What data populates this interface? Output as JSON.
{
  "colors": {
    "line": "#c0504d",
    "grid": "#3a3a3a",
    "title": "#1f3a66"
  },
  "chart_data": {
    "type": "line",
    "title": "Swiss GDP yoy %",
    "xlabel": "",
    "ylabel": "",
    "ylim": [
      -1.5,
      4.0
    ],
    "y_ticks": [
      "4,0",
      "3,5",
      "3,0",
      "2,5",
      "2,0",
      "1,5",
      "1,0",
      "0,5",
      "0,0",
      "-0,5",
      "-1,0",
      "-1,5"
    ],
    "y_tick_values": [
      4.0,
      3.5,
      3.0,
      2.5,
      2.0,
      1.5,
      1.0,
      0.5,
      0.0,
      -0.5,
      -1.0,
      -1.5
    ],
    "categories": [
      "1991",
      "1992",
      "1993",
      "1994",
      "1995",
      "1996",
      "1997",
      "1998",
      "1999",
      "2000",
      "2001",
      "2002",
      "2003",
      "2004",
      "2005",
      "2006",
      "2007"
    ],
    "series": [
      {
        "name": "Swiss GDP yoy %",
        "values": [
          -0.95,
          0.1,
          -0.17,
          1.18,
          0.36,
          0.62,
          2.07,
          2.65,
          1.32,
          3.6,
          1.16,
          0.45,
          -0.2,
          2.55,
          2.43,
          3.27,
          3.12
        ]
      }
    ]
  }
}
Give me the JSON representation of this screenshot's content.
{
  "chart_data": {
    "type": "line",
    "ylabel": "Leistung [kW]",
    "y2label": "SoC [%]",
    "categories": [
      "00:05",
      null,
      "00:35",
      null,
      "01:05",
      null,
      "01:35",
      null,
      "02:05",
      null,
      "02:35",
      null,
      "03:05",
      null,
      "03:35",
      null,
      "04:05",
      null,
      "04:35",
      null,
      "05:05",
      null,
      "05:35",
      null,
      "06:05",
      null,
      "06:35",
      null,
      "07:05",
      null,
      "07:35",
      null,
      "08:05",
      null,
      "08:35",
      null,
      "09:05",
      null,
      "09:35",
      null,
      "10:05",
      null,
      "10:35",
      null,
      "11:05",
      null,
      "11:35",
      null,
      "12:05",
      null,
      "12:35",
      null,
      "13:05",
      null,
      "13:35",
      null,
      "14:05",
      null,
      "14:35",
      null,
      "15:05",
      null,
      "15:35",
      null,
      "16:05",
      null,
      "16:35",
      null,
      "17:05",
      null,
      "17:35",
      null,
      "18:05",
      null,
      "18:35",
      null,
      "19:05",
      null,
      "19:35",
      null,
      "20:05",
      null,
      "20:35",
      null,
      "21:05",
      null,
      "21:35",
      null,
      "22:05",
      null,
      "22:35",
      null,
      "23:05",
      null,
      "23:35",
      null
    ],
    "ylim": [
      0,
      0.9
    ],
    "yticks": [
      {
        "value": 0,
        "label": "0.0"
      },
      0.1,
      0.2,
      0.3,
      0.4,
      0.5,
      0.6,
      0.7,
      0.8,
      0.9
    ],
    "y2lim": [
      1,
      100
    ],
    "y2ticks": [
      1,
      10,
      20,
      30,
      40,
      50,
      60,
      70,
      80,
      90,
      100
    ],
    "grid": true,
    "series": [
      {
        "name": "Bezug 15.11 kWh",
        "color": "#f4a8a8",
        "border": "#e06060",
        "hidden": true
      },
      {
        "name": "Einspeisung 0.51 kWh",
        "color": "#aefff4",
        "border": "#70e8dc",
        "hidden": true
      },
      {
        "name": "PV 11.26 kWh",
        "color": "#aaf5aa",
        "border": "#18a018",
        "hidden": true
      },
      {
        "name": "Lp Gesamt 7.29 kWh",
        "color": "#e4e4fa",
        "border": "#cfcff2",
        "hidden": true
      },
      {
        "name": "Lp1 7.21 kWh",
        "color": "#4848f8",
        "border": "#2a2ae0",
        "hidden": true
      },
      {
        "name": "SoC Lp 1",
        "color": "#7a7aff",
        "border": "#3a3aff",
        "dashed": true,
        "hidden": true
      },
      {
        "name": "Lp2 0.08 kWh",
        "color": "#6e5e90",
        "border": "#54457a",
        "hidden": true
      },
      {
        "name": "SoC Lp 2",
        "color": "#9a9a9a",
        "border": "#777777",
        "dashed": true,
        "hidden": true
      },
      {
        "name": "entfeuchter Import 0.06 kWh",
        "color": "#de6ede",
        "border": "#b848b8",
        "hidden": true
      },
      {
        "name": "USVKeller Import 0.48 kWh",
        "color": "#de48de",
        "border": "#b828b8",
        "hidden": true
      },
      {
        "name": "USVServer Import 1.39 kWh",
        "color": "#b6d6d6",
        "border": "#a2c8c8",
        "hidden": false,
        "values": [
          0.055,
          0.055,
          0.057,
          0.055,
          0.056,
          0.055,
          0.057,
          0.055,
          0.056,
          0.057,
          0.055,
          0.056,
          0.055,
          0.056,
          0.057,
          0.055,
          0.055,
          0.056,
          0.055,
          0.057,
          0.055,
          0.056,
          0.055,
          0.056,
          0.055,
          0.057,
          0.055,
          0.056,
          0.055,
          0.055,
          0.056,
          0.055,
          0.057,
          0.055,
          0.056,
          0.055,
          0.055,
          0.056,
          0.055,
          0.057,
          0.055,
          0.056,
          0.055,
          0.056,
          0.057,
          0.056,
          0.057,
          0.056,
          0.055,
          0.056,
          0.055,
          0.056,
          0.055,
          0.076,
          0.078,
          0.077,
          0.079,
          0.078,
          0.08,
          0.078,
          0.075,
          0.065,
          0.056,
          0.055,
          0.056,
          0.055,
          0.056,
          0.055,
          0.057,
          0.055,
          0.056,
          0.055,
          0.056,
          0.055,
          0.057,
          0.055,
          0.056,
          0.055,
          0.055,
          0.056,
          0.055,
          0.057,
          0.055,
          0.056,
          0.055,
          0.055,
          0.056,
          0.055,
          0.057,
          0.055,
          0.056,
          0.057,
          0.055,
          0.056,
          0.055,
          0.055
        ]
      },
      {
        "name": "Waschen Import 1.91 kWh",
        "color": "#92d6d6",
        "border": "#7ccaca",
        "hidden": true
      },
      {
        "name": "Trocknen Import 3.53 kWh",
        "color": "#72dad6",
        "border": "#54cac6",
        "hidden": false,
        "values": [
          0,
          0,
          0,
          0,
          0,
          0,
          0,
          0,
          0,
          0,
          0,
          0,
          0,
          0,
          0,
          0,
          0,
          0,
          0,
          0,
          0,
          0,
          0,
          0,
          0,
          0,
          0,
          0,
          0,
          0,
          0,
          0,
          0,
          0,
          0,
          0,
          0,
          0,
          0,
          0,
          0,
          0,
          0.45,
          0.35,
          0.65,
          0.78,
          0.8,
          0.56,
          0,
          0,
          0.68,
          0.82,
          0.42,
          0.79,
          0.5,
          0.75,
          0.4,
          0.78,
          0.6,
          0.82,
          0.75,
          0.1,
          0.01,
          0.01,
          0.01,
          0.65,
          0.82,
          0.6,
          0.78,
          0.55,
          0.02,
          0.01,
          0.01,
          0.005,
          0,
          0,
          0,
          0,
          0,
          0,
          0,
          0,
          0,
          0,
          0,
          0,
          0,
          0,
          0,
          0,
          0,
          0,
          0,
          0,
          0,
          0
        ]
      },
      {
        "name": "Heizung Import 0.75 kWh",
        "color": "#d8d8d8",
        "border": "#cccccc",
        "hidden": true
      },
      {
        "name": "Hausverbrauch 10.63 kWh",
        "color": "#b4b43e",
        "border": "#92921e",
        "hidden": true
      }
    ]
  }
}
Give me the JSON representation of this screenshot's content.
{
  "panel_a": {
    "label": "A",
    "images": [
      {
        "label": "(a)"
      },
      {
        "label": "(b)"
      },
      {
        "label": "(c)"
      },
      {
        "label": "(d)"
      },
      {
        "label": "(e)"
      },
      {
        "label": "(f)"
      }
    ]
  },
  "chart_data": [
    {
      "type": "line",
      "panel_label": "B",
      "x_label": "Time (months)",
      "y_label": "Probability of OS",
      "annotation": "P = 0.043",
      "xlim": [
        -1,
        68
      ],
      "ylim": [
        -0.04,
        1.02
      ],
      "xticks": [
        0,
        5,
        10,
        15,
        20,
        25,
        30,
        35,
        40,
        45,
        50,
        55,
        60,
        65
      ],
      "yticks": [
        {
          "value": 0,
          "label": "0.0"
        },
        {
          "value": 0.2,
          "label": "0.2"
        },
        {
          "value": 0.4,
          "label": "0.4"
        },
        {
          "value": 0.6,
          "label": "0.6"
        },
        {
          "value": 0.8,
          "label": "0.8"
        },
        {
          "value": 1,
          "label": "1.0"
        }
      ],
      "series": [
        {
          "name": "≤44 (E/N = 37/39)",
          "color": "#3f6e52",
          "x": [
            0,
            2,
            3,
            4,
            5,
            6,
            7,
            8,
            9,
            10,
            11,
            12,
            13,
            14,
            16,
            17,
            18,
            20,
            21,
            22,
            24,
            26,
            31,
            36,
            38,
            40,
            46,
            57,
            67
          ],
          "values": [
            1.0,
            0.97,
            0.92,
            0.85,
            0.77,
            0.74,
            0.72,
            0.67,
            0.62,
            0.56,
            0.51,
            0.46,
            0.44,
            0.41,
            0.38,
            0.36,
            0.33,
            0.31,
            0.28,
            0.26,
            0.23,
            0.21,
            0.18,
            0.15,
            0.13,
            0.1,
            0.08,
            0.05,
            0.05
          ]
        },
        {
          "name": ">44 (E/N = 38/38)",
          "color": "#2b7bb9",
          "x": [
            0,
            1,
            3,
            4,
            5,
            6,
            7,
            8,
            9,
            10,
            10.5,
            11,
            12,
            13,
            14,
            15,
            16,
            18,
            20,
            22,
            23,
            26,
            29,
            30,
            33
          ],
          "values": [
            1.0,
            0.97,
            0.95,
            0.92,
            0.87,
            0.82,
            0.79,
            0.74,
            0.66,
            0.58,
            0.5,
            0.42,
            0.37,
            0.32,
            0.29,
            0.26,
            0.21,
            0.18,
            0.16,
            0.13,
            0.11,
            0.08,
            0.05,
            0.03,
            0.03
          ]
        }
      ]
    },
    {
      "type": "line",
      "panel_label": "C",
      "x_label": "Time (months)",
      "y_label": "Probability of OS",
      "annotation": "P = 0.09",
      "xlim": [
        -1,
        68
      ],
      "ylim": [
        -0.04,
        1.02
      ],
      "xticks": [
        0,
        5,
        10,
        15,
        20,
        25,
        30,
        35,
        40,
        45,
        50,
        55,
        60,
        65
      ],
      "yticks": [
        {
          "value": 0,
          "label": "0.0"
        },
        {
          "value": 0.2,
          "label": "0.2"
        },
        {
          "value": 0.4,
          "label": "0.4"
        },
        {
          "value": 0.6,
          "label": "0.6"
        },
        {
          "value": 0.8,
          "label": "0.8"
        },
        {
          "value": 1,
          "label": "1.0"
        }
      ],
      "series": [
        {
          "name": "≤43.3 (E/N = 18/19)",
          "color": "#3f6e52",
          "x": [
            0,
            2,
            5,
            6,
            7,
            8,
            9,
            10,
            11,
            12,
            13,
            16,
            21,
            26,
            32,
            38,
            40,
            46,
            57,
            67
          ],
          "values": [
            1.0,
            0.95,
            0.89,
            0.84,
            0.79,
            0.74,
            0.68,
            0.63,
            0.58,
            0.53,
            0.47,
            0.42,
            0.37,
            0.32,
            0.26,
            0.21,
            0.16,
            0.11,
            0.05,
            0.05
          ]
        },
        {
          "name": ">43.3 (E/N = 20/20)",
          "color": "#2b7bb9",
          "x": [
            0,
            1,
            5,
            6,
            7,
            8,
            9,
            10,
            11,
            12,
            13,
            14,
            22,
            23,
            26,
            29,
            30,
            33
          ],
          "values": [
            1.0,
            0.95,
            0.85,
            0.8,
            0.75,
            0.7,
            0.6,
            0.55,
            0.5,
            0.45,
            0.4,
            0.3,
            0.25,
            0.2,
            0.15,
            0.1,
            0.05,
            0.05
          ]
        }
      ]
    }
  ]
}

| GIVEN PROBLEM |
Find each line in the records holding the string "Import" and show it.

| COMPLETE ANSWER |
        "name": "entfeuchter Import 0.06 kWh",
        "name": "USVKeller Import 0.48 kWh",
        "name": "USVServer Import 1.39 kWh",
        "name": "Waschen Import 1.91 kWh",
        "name": "Trocknen Import 3.53 kWh",
        "name": "Heizung Import 0.75 kWh",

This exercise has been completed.